::: Teks Sumber

JAS HIJAU | Jangan Sekali-kali Hilangkan Jasa Ulama
Pondok Pesantren Mambaus Sholihin Suci Gresik
Home » Pondok Pesantren Mambaus Sholihin Suci Gresik

JAS HIJAU – Pondok Pesantren Mambaus Sholihin dirintis oleh K.H. Abdullah Faqih Suci sekitar tahun 1969. Pesantren ini bermula dari sebuah surau kecil untuk mengaji al-Qur’an dan kitab kuning di lingkungan desa Suci dan sekitarnya.
Pada tahun 1976, putera pertamanya K.H. Masbuhin Faqih mendapatkan restu dari gurunya (K.H. Abdullah Faqih, Langitan) untuk berjuang di tengah masyarakat. Saat itu, meski semangatnya untuk mendirikan pesantren begitu besar, Kiai Masbuhin Faqih masih mempertimbangkan kembali untuk mendirikan pesantren.
Berkat dorongan dari guru-gurunya, di antarnya; K.H. Abdul Hadi Zahid, K.H. Abdullah Faqih Langitan, K.H. Abdul Hamid Pasuruan dan K.H. Usman al-Ishaqi disertai dengan keinginannya untuk menyebarluaskan ilmu, kemudian didirikan sebuah pesantren kecil-kecilan yang kelak bernama Pondok Pesantren Mambaus Sholihin.
Sebelum Pondok Pesantren Mambaus Sholihin didirikan, Kiai Abdullah Faqih Langitan sempat mengunjungi lokasi yang hendak digunakan untuk membangun pesantren. Setelah gurunya tersebut mengelilingi tanah yang hendak dijadikan pesantren, Kiai Abdullah Faqih pun berkata kepada Kiai Masbuhin Faqih:
“Yow wis, tanah iki pancen cocok kanggo pondok, mulo ending cepet bangunen. (Ya sudah, tanah ini memang cocok untuk membangun pondok, maka dari itu segera bangulah.”

::::::
::: Daftar Baris

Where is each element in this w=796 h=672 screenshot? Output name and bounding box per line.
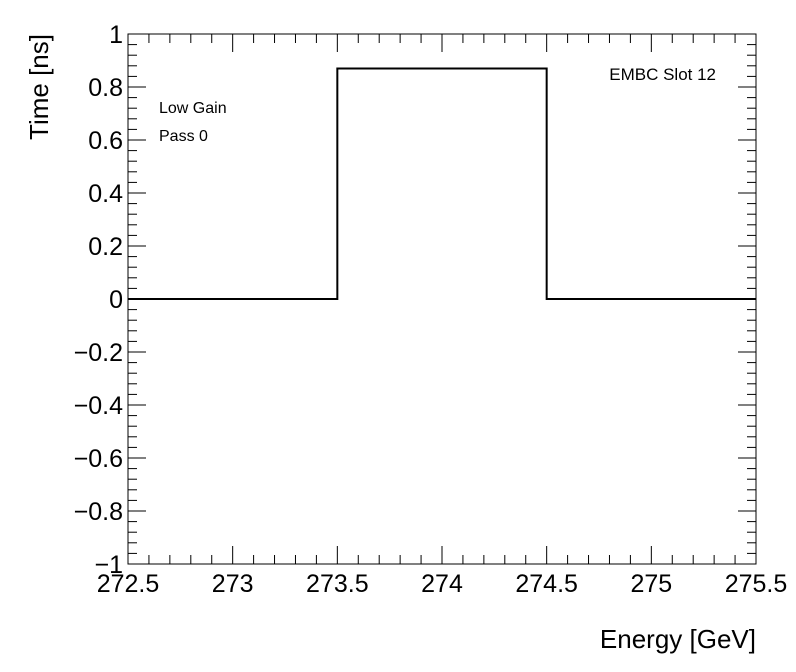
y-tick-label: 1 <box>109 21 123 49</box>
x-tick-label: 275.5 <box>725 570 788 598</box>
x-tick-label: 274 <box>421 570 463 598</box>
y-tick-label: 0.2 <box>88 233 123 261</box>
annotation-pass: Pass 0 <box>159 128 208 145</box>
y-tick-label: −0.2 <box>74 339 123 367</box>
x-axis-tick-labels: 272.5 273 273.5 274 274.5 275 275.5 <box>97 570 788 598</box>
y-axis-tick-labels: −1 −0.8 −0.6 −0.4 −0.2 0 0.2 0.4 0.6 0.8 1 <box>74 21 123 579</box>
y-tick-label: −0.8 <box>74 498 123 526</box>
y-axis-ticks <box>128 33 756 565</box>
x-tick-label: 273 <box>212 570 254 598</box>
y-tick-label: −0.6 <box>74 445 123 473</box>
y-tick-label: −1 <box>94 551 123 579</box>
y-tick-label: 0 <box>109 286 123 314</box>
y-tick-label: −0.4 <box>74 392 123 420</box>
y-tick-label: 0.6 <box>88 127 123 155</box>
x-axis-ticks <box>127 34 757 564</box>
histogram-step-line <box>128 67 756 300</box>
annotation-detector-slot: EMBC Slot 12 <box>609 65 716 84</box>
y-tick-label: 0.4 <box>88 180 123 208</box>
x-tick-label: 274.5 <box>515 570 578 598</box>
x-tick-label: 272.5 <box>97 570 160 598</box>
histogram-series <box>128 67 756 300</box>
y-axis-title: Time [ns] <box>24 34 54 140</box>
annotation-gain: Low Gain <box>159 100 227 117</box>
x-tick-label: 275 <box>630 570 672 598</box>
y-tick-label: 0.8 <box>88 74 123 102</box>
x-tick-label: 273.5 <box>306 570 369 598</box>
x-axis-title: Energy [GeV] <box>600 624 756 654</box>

::::::

Daftar Tugas:
1) Tuliskan bagian teks tentang Pondok Pesantren Mambaus Sholihin yang dimulai dari "JAS HIJAU –" dan berlanjut sampai "Pesantren Mambaus Sholihin.".
2) Sambunglah teks tentang sejarah Pondok Pesantren Mambaus Sholihin, dimulai sesudah kalimat terakhir yang tertera.
Baris-baris di atas diambil dari sumber lain, terpisah dari teks tersebut.

Hasil Tiap Tugas:
1)
JAS HIJAU – Pondok Pesantren Mambaus Sholihin dirintis oleh K.H. Abdullah Faqih Suci sekitar tahun 1969. Pesantren ini bermula dari sebuah surau kecil untuk mengaji al-Qur’an dan kitab kuning di lingkungan desa Suci dan sekitarnya.
Pada tahun 1976, putera pertamanya K.H. Masbuhin Faqih mendapatkan restu dari gurunya (K.H. Abdullah Faqih, Langitan) untuk berjuang di tengah masyarakat. Saat itu, meski semangatnya untuk mendirikan pesantren begitu besar, Kiai Masbuhin Faqih masih mempertimbangkan kembali untuk mendirikan pesantren.
Berkat dorongan dari guru-gurunya, di antarnya; K.H. Abdul Hadi Zahid, K.H. Abdullah Faqih Langitan, K.H. Abdul Hamid Pasuruan dan K.H. Usman al-Ishaqi disertai dengan keinginannya untuk menyebarluaskan ilmu, kemudian didirikan sebuah pesantren kecil-kecilan yang kelak bernama Pondok Pesantren Mambaus Sholihin.

2)
Tak berselang lama, para Masyayikh dan Habib juga berkunjung ke lokasi tersebut. Di antaranya; K.H. Abdul Hamid Pasuruan, K.H. Usman al-Ishaqi Surabaya, K.H. Dimyati Rois Kaliwungu, Habib Al Idrus dan Habib Macan dari Pasuruan.
Pada tahun 1402 Hijriah atau 1983 Masehi, barulah dilakukan pembangunan musala Pondok Pesantren Mambaus Sholihin, sekarang merupakan Pondok Barat). Saat itu, Kiai Masbuhin Faqih sedang menunaikan ibadah haji yang pertama.
Modal awal pembangunan ini berasal dari materi yang dititipkan kepada adiknya, K.H. Asfihani Faqih yang tengah nyantri di pesantrennya K.H. Abdul Hamid Pasuruan. Pada saat itu, Kiai Asfihani Faqih turun dari tangga sehabis mengajar, tiba tiba ada seseorang yang tidak dikenal memberikan sekantung uang, kemudian beliau pergi dan menghilang.
Pada pagi harinya, Kiai Asfihani dipanggil oleh Kiai Abdul Hamid Pasuruan, beliau berkata: “Asfihani, saya ini pernah berjanji untuk menyumbang pembangunan rumah santri (jamaah) tapi hari ini saya tidak punya uang. Yai dipinjamkan uang dulu napa, Nak.”
Kemudian Kiai Asfihani menjawab: “Saya tadi malam setelah mengajar diberi orang sekantung uang dan saya tidak kenal orang tersebut.”
Kiai Abdul Hamid berkata: “Endi saiki dhuwite ndang ayo diitung. (Mana sekarang uangnya, ayo segera dihitung).”
Lalu, Kiai Asfihani mengambil uang tersebut dan dihitung sebanyak Rp750.000,- yang pada akhirnya Kiai Abdul Hamid Pasuruan memberi isyarat, bahwa yang memberikan uang tersebut adalah Nabi Khidir as (Abul Abbas Balya bin Malkan).
Kemudian Kiai Abdul Hamid Pasuruan berkata kepada Kiai Asfihani: “Nak, saiki muliyo. Dhuwit iki ke’no abahmu kongkon bangun mushola. (Nak, sekarang pulanglah. Uang ini kasihkan ke ayahmu suruh bangun musala.”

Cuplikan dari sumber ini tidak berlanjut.